Exercise objective |
Wherever a line holds the word "name", copy that line out.

Provided data |
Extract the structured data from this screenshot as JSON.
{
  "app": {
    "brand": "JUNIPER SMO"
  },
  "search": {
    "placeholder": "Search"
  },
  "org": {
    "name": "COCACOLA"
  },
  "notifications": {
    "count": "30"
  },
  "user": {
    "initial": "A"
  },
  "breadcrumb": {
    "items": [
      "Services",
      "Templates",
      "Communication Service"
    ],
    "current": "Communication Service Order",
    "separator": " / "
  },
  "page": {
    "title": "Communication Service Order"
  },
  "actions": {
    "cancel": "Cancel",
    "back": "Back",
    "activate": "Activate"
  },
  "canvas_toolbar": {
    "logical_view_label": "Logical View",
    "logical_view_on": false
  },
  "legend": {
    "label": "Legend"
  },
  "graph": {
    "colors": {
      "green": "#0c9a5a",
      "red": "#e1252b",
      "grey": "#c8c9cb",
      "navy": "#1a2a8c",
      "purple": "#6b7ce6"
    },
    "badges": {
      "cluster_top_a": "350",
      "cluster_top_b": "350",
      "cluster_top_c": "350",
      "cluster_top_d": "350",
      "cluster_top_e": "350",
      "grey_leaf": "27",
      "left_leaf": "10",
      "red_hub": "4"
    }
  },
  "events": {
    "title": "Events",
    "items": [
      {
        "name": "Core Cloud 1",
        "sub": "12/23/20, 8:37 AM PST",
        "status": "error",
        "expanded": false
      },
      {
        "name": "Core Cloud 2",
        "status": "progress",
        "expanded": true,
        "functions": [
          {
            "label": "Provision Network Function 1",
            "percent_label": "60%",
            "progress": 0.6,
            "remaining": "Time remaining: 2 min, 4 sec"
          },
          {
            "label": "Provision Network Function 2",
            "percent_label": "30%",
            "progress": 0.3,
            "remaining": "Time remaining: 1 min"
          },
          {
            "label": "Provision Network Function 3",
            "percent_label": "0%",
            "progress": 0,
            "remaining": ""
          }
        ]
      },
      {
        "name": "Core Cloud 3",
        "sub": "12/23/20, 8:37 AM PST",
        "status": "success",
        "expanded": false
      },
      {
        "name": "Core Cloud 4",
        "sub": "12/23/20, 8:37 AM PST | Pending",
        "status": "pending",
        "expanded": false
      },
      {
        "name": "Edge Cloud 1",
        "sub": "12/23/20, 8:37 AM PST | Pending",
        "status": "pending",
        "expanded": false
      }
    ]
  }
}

Exercise response |
    "name": "COCACOLA"
        "name": "Core Cloud 1",
        "name": "Core Cloud 2",
        "name": "Core Cloud 3",
        "name": "Core Cloud 4",
        "name": "Edge Cloud 1",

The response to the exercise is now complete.